Énoncé:
Reproduisez sans la moindre modification chacune des lignes des entrées qui suivent.

Extraits d'un jeu d'annotations de mise en page:
▽

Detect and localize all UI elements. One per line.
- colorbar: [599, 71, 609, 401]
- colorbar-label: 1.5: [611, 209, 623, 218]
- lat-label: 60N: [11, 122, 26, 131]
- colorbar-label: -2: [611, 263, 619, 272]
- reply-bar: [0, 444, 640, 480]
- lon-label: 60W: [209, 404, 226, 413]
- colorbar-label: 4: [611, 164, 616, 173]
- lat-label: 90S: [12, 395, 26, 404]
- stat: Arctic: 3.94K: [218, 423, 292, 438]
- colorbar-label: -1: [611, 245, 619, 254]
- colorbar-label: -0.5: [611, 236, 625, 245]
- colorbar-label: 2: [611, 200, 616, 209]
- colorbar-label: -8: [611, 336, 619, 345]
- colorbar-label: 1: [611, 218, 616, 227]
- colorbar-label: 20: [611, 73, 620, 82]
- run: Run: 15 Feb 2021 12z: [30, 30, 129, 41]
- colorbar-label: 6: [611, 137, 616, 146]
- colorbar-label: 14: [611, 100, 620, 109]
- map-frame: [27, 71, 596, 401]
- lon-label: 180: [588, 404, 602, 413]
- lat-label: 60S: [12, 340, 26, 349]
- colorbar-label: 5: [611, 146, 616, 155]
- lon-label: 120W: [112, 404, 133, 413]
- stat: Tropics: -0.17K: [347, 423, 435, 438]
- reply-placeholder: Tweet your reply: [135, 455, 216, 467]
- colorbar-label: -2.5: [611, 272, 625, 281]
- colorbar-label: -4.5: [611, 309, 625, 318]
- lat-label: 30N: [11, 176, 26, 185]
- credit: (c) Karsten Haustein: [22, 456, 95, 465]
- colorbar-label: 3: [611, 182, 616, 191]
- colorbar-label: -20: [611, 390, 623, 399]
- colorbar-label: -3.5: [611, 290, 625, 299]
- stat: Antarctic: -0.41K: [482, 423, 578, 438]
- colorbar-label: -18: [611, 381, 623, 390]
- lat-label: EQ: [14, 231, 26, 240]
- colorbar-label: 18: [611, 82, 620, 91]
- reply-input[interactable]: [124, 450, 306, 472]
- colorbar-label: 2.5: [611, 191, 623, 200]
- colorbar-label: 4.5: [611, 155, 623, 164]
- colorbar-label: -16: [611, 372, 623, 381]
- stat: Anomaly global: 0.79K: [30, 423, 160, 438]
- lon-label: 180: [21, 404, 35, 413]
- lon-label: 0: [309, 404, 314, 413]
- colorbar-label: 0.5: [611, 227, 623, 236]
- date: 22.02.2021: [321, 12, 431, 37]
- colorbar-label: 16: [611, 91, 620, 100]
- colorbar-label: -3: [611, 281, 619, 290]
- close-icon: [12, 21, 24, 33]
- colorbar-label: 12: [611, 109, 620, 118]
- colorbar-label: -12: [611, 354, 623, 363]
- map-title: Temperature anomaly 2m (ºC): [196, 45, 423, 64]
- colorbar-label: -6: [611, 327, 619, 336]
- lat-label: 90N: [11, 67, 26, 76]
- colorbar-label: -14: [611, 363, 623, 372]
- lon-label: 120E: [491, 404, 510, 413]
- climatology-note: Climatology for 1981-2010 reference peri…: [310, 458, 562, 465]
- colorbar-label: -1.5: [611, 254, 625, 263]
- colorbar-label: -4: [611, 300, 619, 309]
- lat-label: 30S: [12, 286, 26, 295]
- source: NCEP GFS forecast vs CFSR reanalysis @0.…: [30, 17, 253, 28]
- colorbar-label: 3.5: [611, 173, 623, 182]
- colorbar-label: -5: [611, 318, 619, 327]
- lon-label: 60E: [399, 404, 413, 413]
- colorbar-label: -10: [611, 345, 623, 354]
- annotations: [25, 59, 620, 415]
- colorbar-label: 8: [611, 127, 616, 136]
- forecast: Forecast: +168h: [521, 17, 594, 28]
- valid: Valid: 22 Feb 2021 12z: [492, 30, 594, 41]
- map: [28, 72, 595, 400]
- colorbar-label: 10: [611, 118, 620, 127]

△

Corrigé:
Detect and localize all UI elements. One per line.
- colorbar: [599, 71, 609, 401]
- colorbar-label: 1.5: [611, 209, 623, 218]
- lat-label: 60N: [11, 122, 26, 131]
- colorbar-label: -2: [611, 263, 619, 272]
- reply-bar: [0, 444, 640, 480]
- lon-label: 60W: [209, 404, 226, 413]
- colorbar-label: 4: [611, 164, 616, 173]
- lat-label: 90S: [12, 395, 26, 404]
- stat: Arctic: 3.94K: [218, 423, 292, 438]
- colorbar-label: -1: [611, 245, 619, 254]
- colorbar-label: -0.5: [611, 236, 625, 245]
- colorbar-label: 2: [611, 200, 616, 209]
- colorbar-label: -8: [611, 336, 619, 345]
- colorbar-label: 1: [611, 218, 616, 227]
- colorbar-label: 20: [611, 73, 620, 82]
- run: Run: 15 Feb 2021 12z: [30, 30, 129, 41]
- colorbar-label: 6: [611, 137, 616, 146]
- colorbar-label: 14: [611, 100, 620, 109]
- map-frame: [27, 71, 596, 401]
- lon-label: 180: [588, 404, 602, 413]
- lat-label: 60S: [12, 340, 26, 349]
- colorbar-label: 5: [611, 146, 616, 155]
- lon-label: 120W: [112, 404, 133, 413]
- stat: Tropics: -0.17K: [347, 423, 435, 438]
- reply-placeholder: Tweet your reply: [135, 455, 216, 467]
- colorbar-label: -2.5: [611, 272, 625, 281]
- colorbar-label: -4.5: [611, 309, 625, 318]
- lat-label: 30N: [11, 176, 26, 185]
- credit: (c) Karsten Haustein: [22, 456, 95, 465]
- colorbar-label: 3: [611, 182, 616, 191]
- colorbar-label: -20: [611, 390, 623, 399]
- colorbar-label: -3.5: [611, 290, 625, 299]
- stat: Antarctic: -0.41K: [482, 423, 578, 438]
- colorbar-label: -18: [611, 381, 623, 390]
- lat-label: EQ: [14, 231, 26, 240]
- colorbar-label: 18: [611, 82, 620, 91]
- reply-input[interactable]: [124, 450, 306, 472]
- colorbar-label: 2.5: [611, 191, 623, 200]
- colorbar-label: 4.5: [611, 155, 623, 164]
- colorbar-label: -16: [611, 372, 623, 381]
- stat: Anomaly global: 0.79K: [30, 423, 160, 438]
- lon-label: 180: [21, 404, 35, 413]
- lon-label: 0: [309, 404, 314, 413]
- colorbar-label: 0.5: [611, 227, 623, 236]
- date: 22.02.2021: [321, 12, 431, 37]
- colorbar-label: 16: [611, 91, 620, 100]
- colorbar-label: -3: [611, 281, 619, 290]
- close-icon: [12, 21, 24, 33]
- colorbar-label: 12: [611, 109, 620, 118]
- colorbar-label: -12: [611, 354, 623, 363]
- map-title: Temperature anomaly 2m (ºC): [196, 45, 423, 64]
- colorbar-label: -6: [611, 327, 619, 336]
- lat-label: 90N: [11, 67, 26, 76]
- colorbar-label: -14: [611, 363, 623, 372]
- lon-label: 120E: [491, 404, 510, 413]
- climatology-note: Climatology for 1981-2010 reference peri…: [310, 458, 562, 465]
- colorbar-label: -1.5: [611, 254, 625, 263]
- colorbar-label: -4: [611, 300, 619, 309]
- lat-label: 30S: [12, 286, 26, 295]
- source: NCEP GFS forecast vs CFSR reanalysis @0.…: [30, 17, 253, 28]
- colorbar-label: 3.5: [611, 173, 623, 182]
- colorbar-label: -5: [611, 318, 619, 327]
- lon-label: 60E: [399, 404, 413, 413]
- colorbar-label: -10: [611, 345, 623, 354]
- annotations: [25, 59, 620, 415]
- colorbar-label: 8: [611, 127, 616, 136]
- forecast: Forecast: +168h: [521, 17, 594, 28]
- valid: Valid: 22 Feb 2021 12z: [492, 30, 594, 41]
- map: [28, 72, 595, 400]
- colorbar-label: 10: [611, 118, 620, 127]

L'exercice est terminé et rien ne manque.